OBJECTIVE: Make an exact copy of the lines, leaving the pictures out.

Data excerpts
***
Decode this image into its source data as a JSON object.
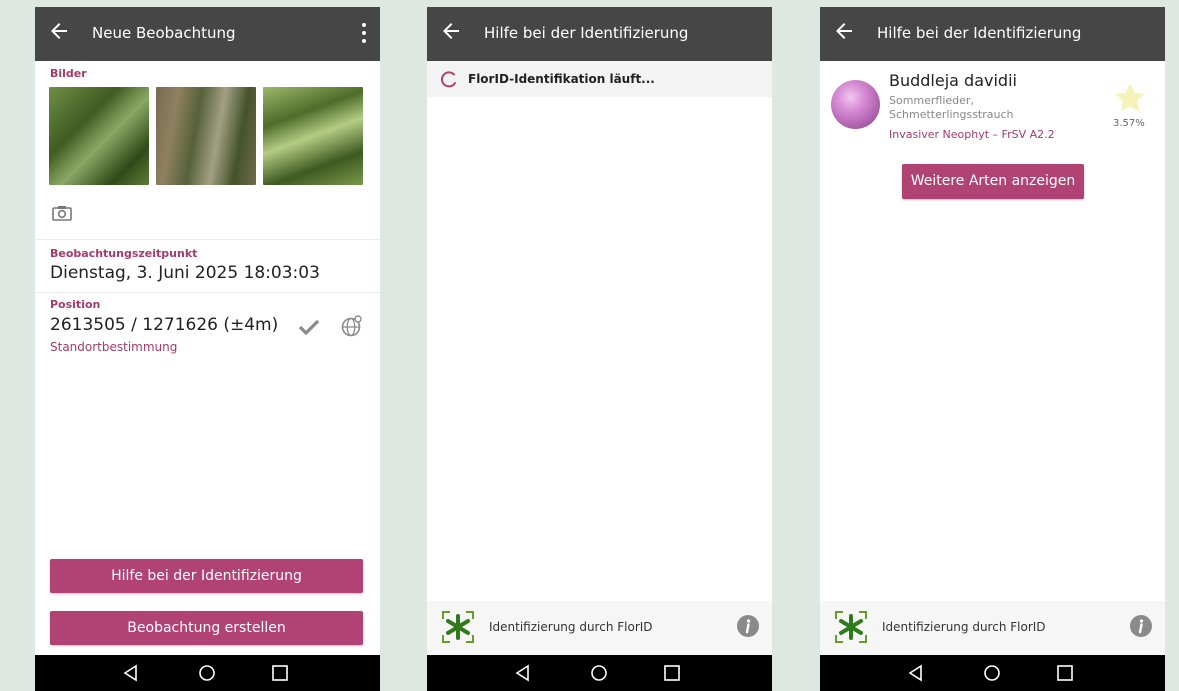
{
  "colors": {
    "accent": "#b04374",
    "appbar": "#464646",
    "label": "#a23c69"
  },
  "screen1": {
    "title": "Neue Beobachtung",
    "images_label": "Bilder",
    "time_label": "Beobachtungszeitpunkt",
    "time_value": "Dienstag, 3. Juni 2025 18:03:03",
    "position_label": "Position",
    "position_value": "2613505 / 1271626 (±4m)",
    "position_sub": "Standortbestimmung",
    "help_button": "Hilfe bei der Identifizierung",
    "create_button": "Beobachtung erstellen"
  },
  "screen2": {
    "title": "Hilfe bei der Identifizierung",
    "progress_text": "FlorID-Identifikation läuft...",
    "footer_text": "Identifizierung durch FlorID"
  },
  "screen3": {
    "title": "Hilfe bei der Identifizierung",
    "species_name": "Buddleja davidii",
    "common_name_1": "Sommerflieder,",
    "common_name_2": "Schmetterlingsstrauch",
    "status": "Invasiver Neophyt – FrSV A2.2",
    "score": "3.57%",
    "more_button": "Weitere Arten anzeigen",
    "footer_text": "Identifizierung durch FlorID"
  }
}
***
THE REPLY:
Decode this image into its source data as a JSON object.
{
  "colors": {
    "accent": "#b04374",
    "appbar": "#464646",
    "label": "#a23c69"
  },
  "screen1": {
    "title": "Neue Beobachtung",
    "images_label": "Bilder",
    "time_label": "Beobachtungszeitpunkt",
    "time_value": "Dienstag, 3. Juni 2025 18:03:03",
    "position_label": "Position",
    "position_value": "2613505 / 1271626 (±4m)",
    "position_sub": "Standortbestimmung",
    "help_button": "Hilfe bei der Identifizierung",
    "create_button": "Beobachtung erstellen"
  },
  "screen2": {
    "title": "Hilfe bei der Identifizierung",
    "progress_text": "FlorID-Identifikation läuft...",
    "footer_text": "Identifizierung durch FlorID"
  },
  "screen3": {
    "title": "Hilfe bei der Identifizierung",
    "species_name": "Buddleja davidii",
    "common_name_1": "Sommerflieder,",
    "common_name_2": "Schmetterlingsstrauch",
    "status": "Invasiver Neophyt – FrSV A2.2",
    "score": "3.57%",
    "more_button": "Weitere Arten anzeigen",
    "footer_text": "Identifizierung durch FlorID"
  }
}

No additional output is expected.